What is required →
Copy each line exactly. Drop every picture.

* START *

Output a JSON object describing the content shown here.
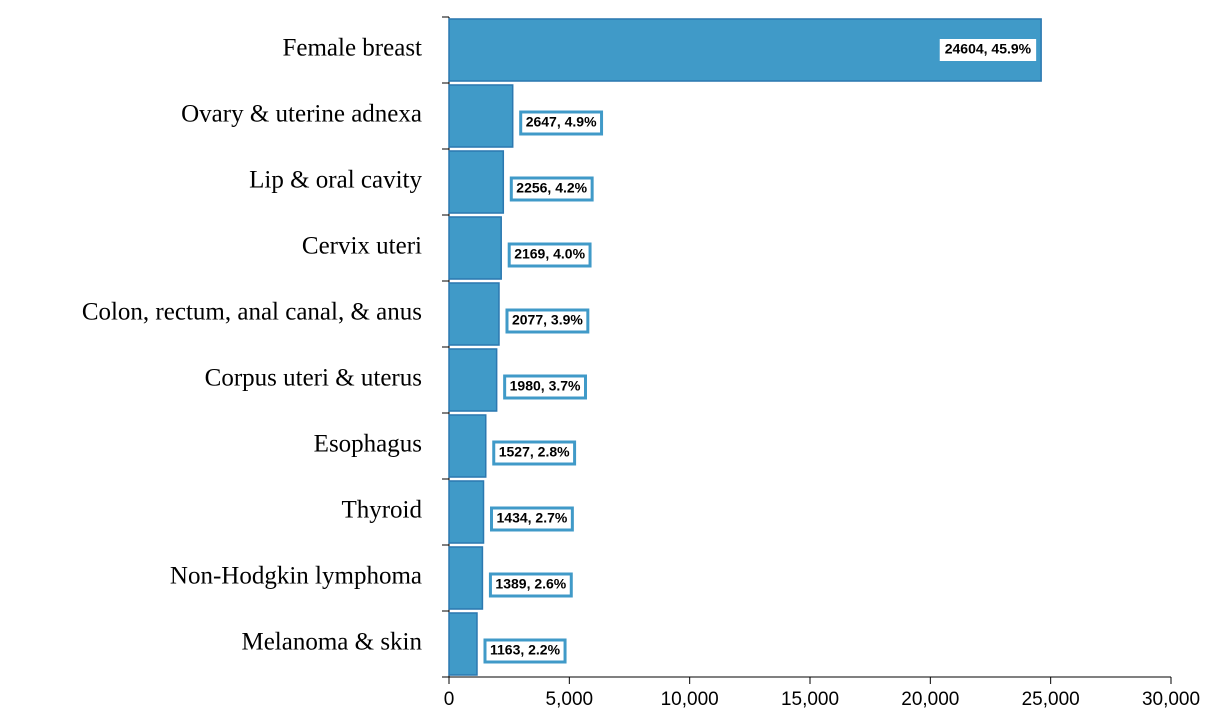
{
  "chart_data": {
    "type": "bar",
    "orientation": "horizontal",
    "categories": [
      "Female breast",
      "Ovary & uterine adnexa",
      "Lip & oral cavity",
      "Cervix uteri",
      "Colon, rectum, anal canal, & anus",
      "Corpus uteri & uterus",
      "Esophagus",
      "Thyroid",
      "Non-Hodgkin lymphoma",
      "Melanoma & skin"
    ],
    "values": [
      24604,
      2647,
      2256,
      2169,
      2077,
      1980,
      1527,
      1434,
      1389,
      1163
    ],
    "value_labels": [
      "24604, 45.9%",
      "2647, 4.9%",
      "2256, 4.2%",
      "2169, 4.0%",
      "2077, 3.9%",
      "1980, 3.7%",
      "1527, 2.8%",
      "1434, 2.7%",
      "1389, 2.6%",
      "1163, 2.2%"
    ],
    "color": "#409ac8",
    "xlim": [
      0,
      30000
    ],
    "xticks": [
      0,
      {
        "value": 5000,
        "label": "5,000"
      },
      {
        "value": 10000,
        "label": "10,000"
      },
      {
        "value": 15000,
        "label": "15,000"
      },
      {
        "value": 20000,
        "label": "20,000"
      },
      {
        "value": 25000,
        "label": "25,000"
      },
      {
        "value": 30000,
        "label": "30,000"
      }
    ],
    "grid": false
  }
}
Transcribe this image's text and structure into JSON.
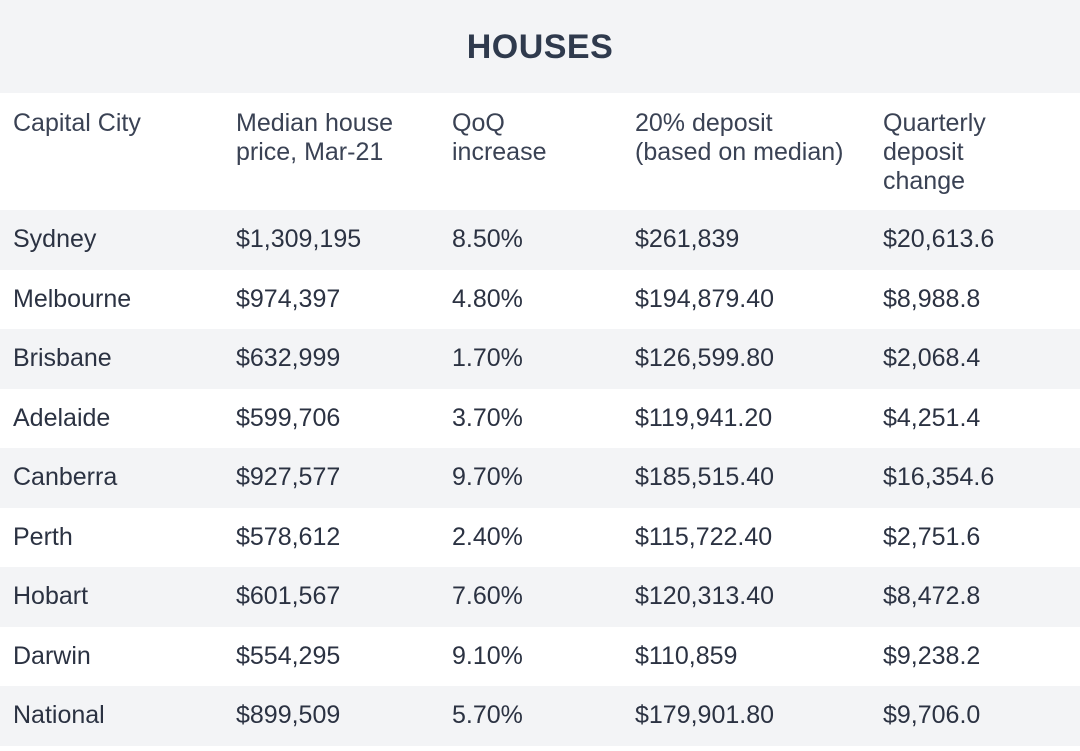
{
  "title": "HOUSES",
  "headers": [
    [
      "Capital City"
    ],
    [
      "Median house",
      "price, Mar-21"
    ],
    [
      "QoQ",
      "increase"
    ],
    [
      "20% deposit",
      "(based on median)"
    ],
    [
      "Quarterly",
      "deposit",
      "change"
    ]
  ],
  "rows": [
    [
      "Sydney",
      "$1,309,195",
      "8.50%",
      "$261,839",
      "$20,613.6"
    ],
    [
      "Melbourne",
      "$974,397",
      "4.80%",
      "$194,879.40",
      "$8,988.8"
    ],
    [
      "Brisbane",
      "$632,999",
      "1.70%",
      "$126,599.80",
      "$2,068.4"
    ],
    [
      "Adelaide",
      "$599,706",
      "3.70%",
      "$119,941.20",
      "$4,251.4"
    ],
    [
      "Canberra",
      "$927,577",
      "9.70%",
      "$185,515.40",
      "$16,354.6"
    ],
    [
      "Perth",
      "$578,612",
      "2.40%",
      "$115,722.40",
      "$2,751.6"
    ],
    [
      "Hobart",
      "$601,567",
      "7.60%",
      "$120,313.40",
      "$8,472.8"
    ],
    [
      "Darwin",
      "$554,295",
      "9.10%",
      "$110,859",
      "$9,238.2"
    ],
    [
      "National",
      "$899,509",
      "5.70%",
      "$179,901.80",
      "$9,706.0"
    ]
  ],
  "colors": {
    "shade": "#f3f4f6",
    "text": "#2b3242",
    "title": "#2f3a4d"
  }
}
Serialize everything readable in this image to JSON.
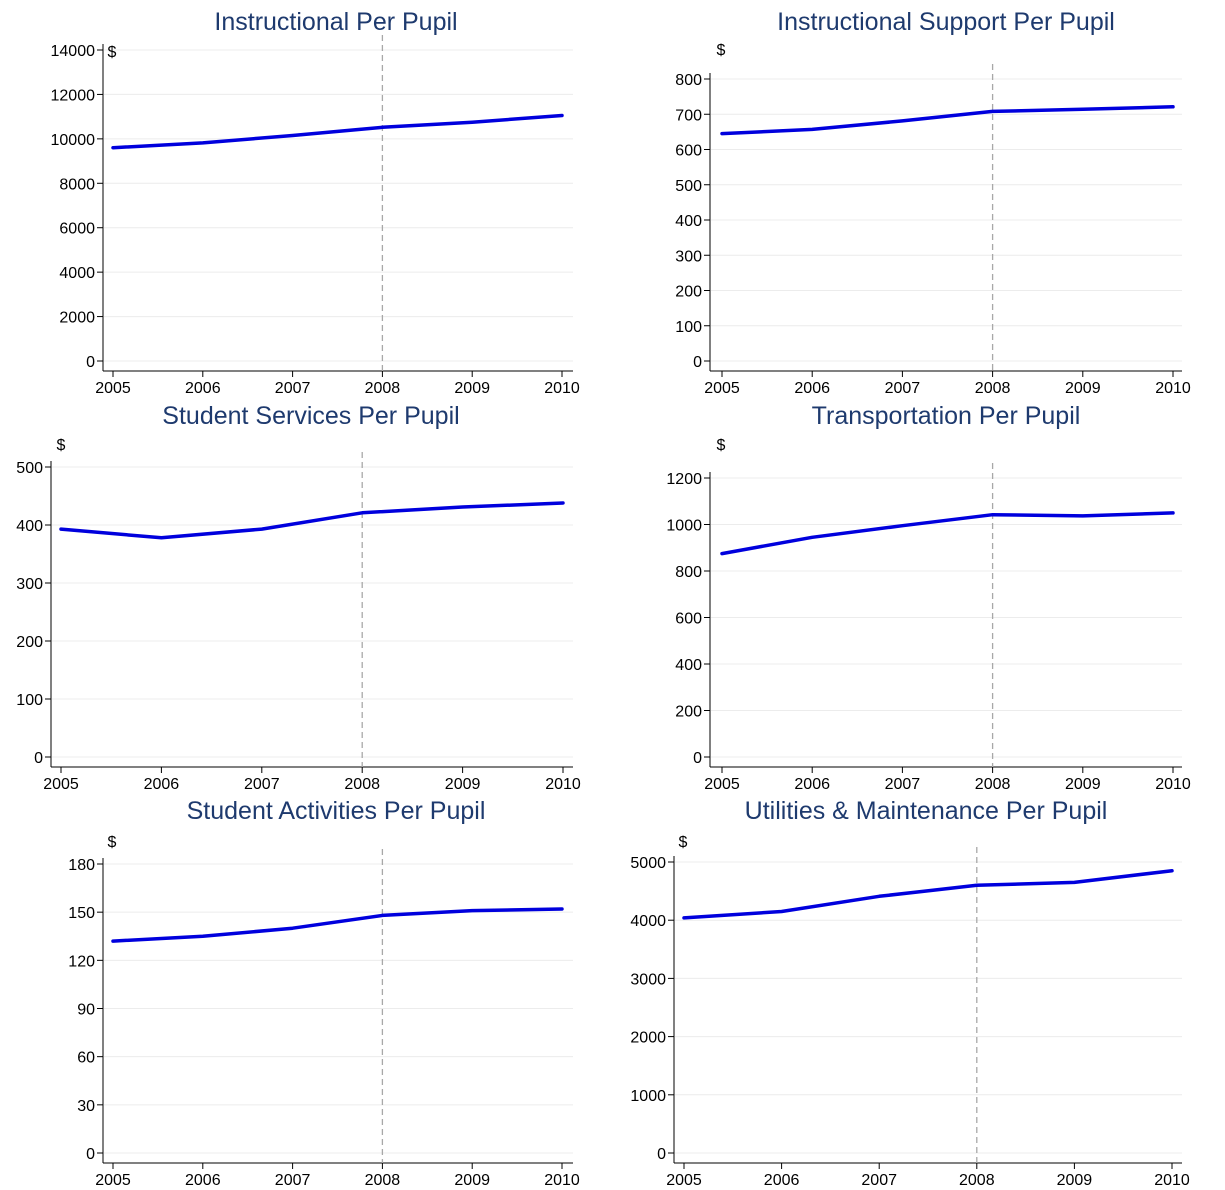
{
  "chart_data": [
    {
      "type": "line",
      "title": "Instructional Per Pupil",
      "ylabel": "$",
      "xlabel": "",
      "x": [
        2005,
        2006,
        2007,
        2008,
        2009,
        2010
      ],
      "y": [
        9600,
        9820,
        10150,
        10520,
        10750,
        11050
      ],
      "yticks": [
        0,
        2000,
        4000,
        6000,
        8000,
        10000,
        12000,
        14000
      ],
      "ylim": [
        0,
        14000
      ],
      "vline": 2008,
      "line_color": "#0000dd"
    },
    {
      "type": "line",
      "title": "Instructional Support Per Pupil",
      "ylabel": "$",
      "xlabel": "",
      "x": [
        2005,
        2006,
        2007,
        2008,
        2009,
        2010
      ],
      "y": [
        645,
        657,
        681,
        708,
        714,
        721
      ],
      "yticks": [
        0,
        100,
        200,
        300,
        400,
        500,
        600,
        700,
        800
      ],
      "ylim": [
        0,
        800
      ],
      "vline": 2008,
      "line_color": "#0000dd"
    },
    {
      "type": "line",
      "title": "Student Services Per Pupil",
      "ylabel": "$",
      "xlabel": "",
      "x": [
        2005,
        2006,
        2007,
        2008,
        2009,
        2010
      ],
      "y": [
        393,
        378,
        393,
        421,
        431,
        438
      ],
      "yticks": [
        0,
        100,
        200,
        300,
        400,
        500
      ],
      "ylim": [
        0,
        500
      ],
      "vline": 2008,
      "line_color": "#0000dd"
    },
    {
      "type": "line",
      "title": "Transportation Per Pupil",
      "ylabel": "$",
      "xlabel": "",
      "x": [
        2005,
        2006,
        2007,
        2008,
        2009,
        2010
      ],
      "y": [
        875,
        945,
        995,
        1042,
        1037,
        1050
      ],
      "yticks": [
        0,
        200,
        400,
        600,
        800,
        1000,
        1200
      ],
      "ylim": [
        0,
        1200
      ],
      "vline": 2008,
      "line_color": "#0000dd"
    },
    {
      "type": "line",
      "title": "Student Activities Per Pupil",
      "ylabel": "$",
      "xlabel": "",
      "x": [
        2005,
        2006,
        2007,
        2008,
        2009,
        2010
      ],
      "y": [
        132,
        135,
        140,
        148,
        151,
        152
      ],
      "yticks": [
        0,
        30,
        60,
        90,
        120,
        150,
        180
      ],
      "ylim": [
        0,
        180
      ],
      "vline": 2008,
      "line_color": "#0000dd"
    },
    {
      "type": "line",
      "title": "Utilities & Maintenance Per Pupil",
      "ylabel": "$",
      "xlabel": "",
      "x": [
        2005,
        2006,
        2007,
        2008,
        2009,
        2010
      ],
      "y": [
        4040,
        4150,
        4410,
        4600,
        4650,
        4850
      ],
      "yticks": [
        0,
        1000,
        2000,
        3000,
        4000,
        5000
      ],
      "ylim": [
        0,
        5000
      ],
      "vline": 2008,
      "line_color": "#0000dd"
    }
  ]
}
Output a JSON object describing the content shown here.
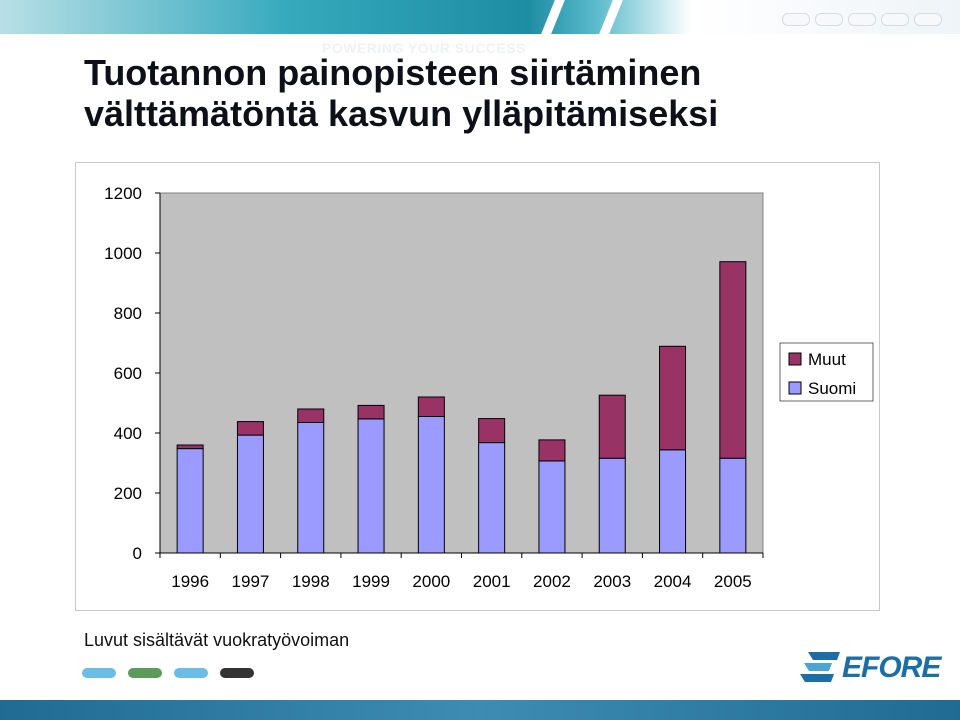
{
  "header": {
    "tagline": "POWERING YOUR SUCCESS",
    "title_line1": "Tuotannon painopisteen siirtäminen",
    "title_line2": "välttämätöntä kasvun ylläpitämiseksi"
  },
  "colors": {
    "suomi": "#9a9aff",
    "muut": "#993366",
    "plot_bg": "#c0c0c0",
    "dots": [
      "#6cbde6",
      "#5a9a5a",
      "#6cbde6",
      "#333333"
    ]
  },
  "footnote": "Luvut sisältävät vuokratyövoiman",
  "logo": {
    "name": "efore-logo",
    "text": "EFORE"
  },
  "chart_data": {
    "type": "bar",
    "stacked": true,
    "categories": [
      "1996",
      "1997",
      "1998",
      "1999",
      "2000",
      "2001",
      "2002",
      "2003",
      "2004",
      "2005"
    ],
    "series": [
      {
        "name": "Suomi",
        "color": "#9a9aff",
        "values": [
          348,
          393,
          435,
          447,
          455,
          368,
          307,
          316,
          344,
          316
        ]
      },
      {
        "name": "Muut",
        "color": "#993366",
        "values": [
          12,
          45,
          45,
          45,
          65,
          80,
          70,
          210,
          345,
          655
        ]
      }
    ],
    "ylim": [
      0,
      1200
    ],
    "yticks": [
      "0",
      "200",
      "400",
      "600",
      "800",
      "1000",
      "1200"
    ],
    "grid": false,
    "legend": "right"
  }
}
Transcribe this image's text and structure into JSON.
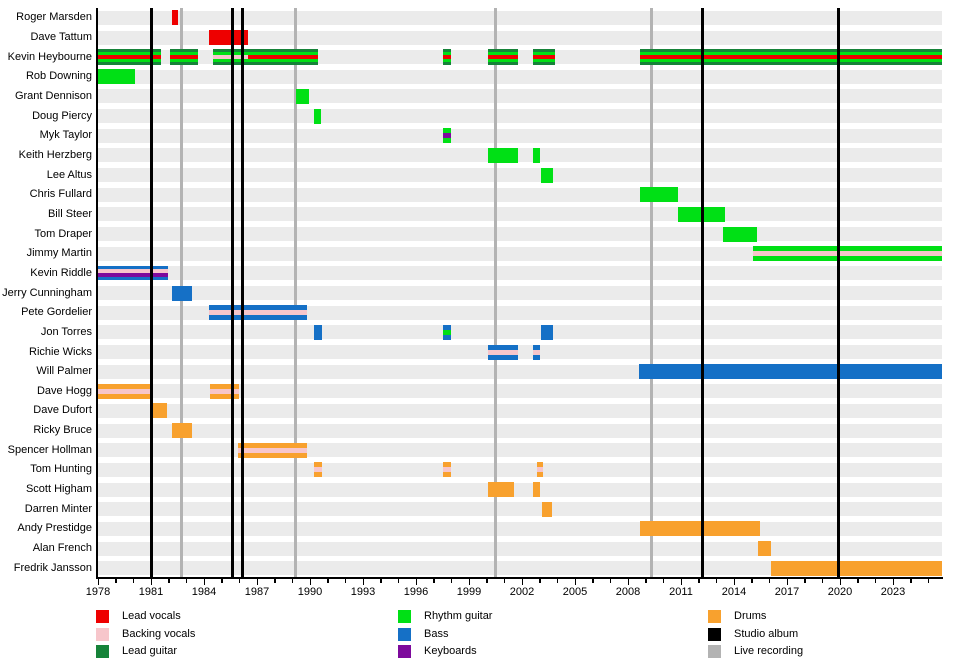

* END *

Correct output →
Output a JSON object describing the content shown here.
{
  "chart_data": {
    "type": "bar",
    "orientation": "horizontal",
    "categories": [
      "Female breast",
      "Ovary & uterine adnexa",
      "Lip & oral cavity",
      "Cervix uteri",
      "Colon, rectum, anal canal, & anus",
      "Corpus uteri & uterus",
      "Esophagus",
      "Thyroid",
      "Non-Hodgkin lymphoma",
      "Melanoma & skin"
    ],
    "values": [
      24604,
      2647,
      2256,
      2169,
      2077,
      1980,
      1527,
      1434,
      1389,
      1163
    ],
    "value_labels": [
      "24604, 45.9%",
      "2647, 4.9%",
      "2256, 4.2%",
      "2169, 4.0%",
      "2077, 3.9%",
      "1980, 3.7%",
      "1527, 2.8%",
      "1434, 2.7%",
      "1389, 2.6%",
      "1163, 2.2%"
    ],
    "color": "#409ac8",
    "xlim": [
      0,
      30000
    ],
    "xticks": [
      0,
      {
        "value": 5000,
        "label": "5,000"
      },
      {
        "value": 10000,
        "label": "10,000"
      },
      {
        "value": 15000,
        "label": "15,000"
      },
      {
        "value": 20000,
        "label": "20,000"
      },
      {
        "value": 25000,
        "label": "25,000"
      },
      {
        "value": 30000,
        "label": "30,000"
      }
    ],
    "grid": false
  }
}
Transcribe this image's text and structure into JSON.
{
  "title": "HOUSES",
  "headers": [
    [
      "Capital City"
    ],
    [
      "Median house",
      "price, Mar-21"
    ],
    [
      "QoQ",
      "increase"
    ],
    [
      "20% deposit",
      "(based on median)"
    ],
    [
      "Quarterly",
      "deposit",
      "change"
    ]
  ],
  "rows": [
    [
      "Sydney",
      "$1,309,195",
      "8.50%",
      "$261,839",
      "$20,613.6"
    ],
    [
      "Melbourne",
      "$974,397",
      "4.80%",
      "$194,879.40",
      "$8,988.8"
    ],
    [
      "Brisbane",
      "$632,999",
      "1.70%",
      "$126,599.80",
      "$2,068.4"
    ],
    [
      "Adelaide",
      "$599,706",
      "3.70%",
      "$119,941.20",
      "$4,251.4"
    ],
    [
      "Canberra",
      "$927,577",
      "9.70%",
      "$185,515.40",
      "$16,354.6"
    ],
    [
      "Perth",
      "$578,612",
      "2.40%",
      "$115,722.40",
      "$2,751.6"
    ],
    [
      "Hobart",
      "$601,567",
      "7.60%",
      "$120,313.40",
      "$8,472.8"
    ],
    [
      "Darwin",
      "$554,295",
      "9.10%",
      "$110,859",
      "$9,238.2"
    ],
    [
      "National",
      "$899,509",
      "5.70%",
      "$179,901.80",
      "$9,706.0"
    ]
  ],
  "colors": {
    "shade": "#f3f4f6",
    "text": "#2b3242",
    "title": "#2f3a4d"
  }
}
Serialize everything readable in this image to JSON.
{
  "chart_data": [
    {
      "type": "line",
      "title": "Instructional Per Pupil",
      "ylabel": "$",
      "xlabel": "",
      "x": [
        2005,
        2006,
        2007,
        2008,
        2009,
        2010
      ],
      "y": [
        9600,
        9820,
        10150,
        10520,
        10750,
        11050
      ],
      "yticks": [
        0,
        2000,
        4000,
        6000,
        8000,
        10000,
        12000,
        14000
      ],
      "ylim": [
        0,
        14000
      ],
      "vline": 2008,
      "line_color": "#0000dd"
    },
    {
      "type": "line",
      "title": "Instructional Support Per Pupil",
      "ylabel": "$",
      "xlabel": "",
      "x": [
        2005,
        2006,
        2007,
        2008,
        2009,
        2010
      ],
      "y": [
        645,
        657,
        681,
        708,
        714,
        721
      ],
      "yticks": [
        0,
        100,
        200,
        300,
        400,
        500,
        600,
        700,
        800
      ],
      "ylim": [
        0,
        800
      ],
      "vline": 2008,
      "line_color": "#0000dd"
    },
    {
      "type": "line",
      "title": "Student Services Per Pupil",
      "ylabel": "$",
      "xlabel": "",
      "x": [
        2005,
        2006,
        2007,
        2008,
        2009,
        2010
      ],
      "y": [
        393,
        378,
        393,
        421,
        431,
        438
      ],
      "yticks": [
        0,
        100,
        200,
        300,
        400,
        500
      ],
      "ylim": [
        0,
        500
      ],
      "vline": 2008,
      "line_color": "#0000dd"
    },
    {
      "type": "line",
      "title": "Transportation Per Pupil",
      "ylabel": "$",
      "xlabel": "",
      "x": [
        2005,
        2006,
        2007,
        2008,
        2009,
        2010
      ],
      "y": [
        875,
        945,
        995,
        1042,
        1037,
        1050
      ],
      "yticks": [
        0,
        200,
        400,
        600,
        800,
        1000,
        1200
      ],
      "ylim": [
        0,
        1200
      ],
      "vline": 2008,
      "line_color": "#0000dd"
    },
    {
      "type": "line",
      "title": "Student Activities Per Pupil",
      "ylabel": "$",
      "xlabel": "",
      "x": [
        2005,
        2006,
        2007,
        2008,
        2009,
        2010
      ],
      "y": [
        132,
        135,
        140,
        148,
        151,
        152
      ],
      "yticks": [
        0,
        30,
        60,
        90,
        120,
        150,
        180
      ],
      "ylim": [
        0,
        180
      ],
      "vline": 2008,
      "line_color": "#0000dd"
    },
    {
      "type": "line",
      "title": "Utilities & Maintenance Per Pupil",
      "ylabel": "$",
      "xlabel": "",
      "x": [
        2005,
        2006,
        2007,
        2008,
        2009,
        2010
      ],
      "y": [
        4040,
        4150,
        4410,
        4600,
        4650,
        4850
      ],
      "yticks": [
        0,
        1000,
        2000,
        3000,
        4000,
        5000
      ],
      "ylim": [
        0,
        5000
      ],
      "vline": 2008,
      "line_color": "#0000dd"
    }
  ]
}
Output a JSON object describing the content shown here.
{
  "header": {
    "tagline": "POWERING YOUR SUCCESS",
    "title_line1": "Tuotannon painopisteen siirtäminen",
    "title_line2": "välttämätöntä kasvun ylläpitämiseksi"
  },
  "colors": {
    "suomi": "#9a9aff",
    "muut": "#993366",
    "plot_bg": "#c0c0c0",
    "dots": [
      "#6cbde6",
      "#5a9a5a",
      "#6cbde6",
      "#333333"
    ]
  },
  "footnote": "Luvut sisältävät vuokratyövoiman",
  "logo": {
    "name": "efore-logo",
    "text": "EFORE"
  },
  "chart_data": {
    "type": "bar",
    "stacked": true,
    "categories": [
      "1996",
      "1997",
      "1998",
      "1999",
      "2000",
      "2001",
      "2002",
      "2003",
      "2004",
      "2005"
    ],
    "series": [
      {
        "name": "Suomi",
        "color": "#9a9aff",
        "values": [
          348,
          393,
          435,
          447,
          455,
          368,
          307,
          316,
          344,
          316
        ]
      },
      {
        "name": "Muut",
        "color": "#993366",
        "values": [
          12,
          45,
          45,
          45,
          65,
          80,
          70,
          210,
          345,
          655
        ]
      }
    ],
    "ylim": [
      0,
      1200
    ],
    "yticks": [
      "0",
      "200",
      "400",
      "600",
      "800",
      "1000",
      "1200"
    ],
    "grid": false,
    "legend": "right"
  }
}
Transcribe this image's text and structure into JSON.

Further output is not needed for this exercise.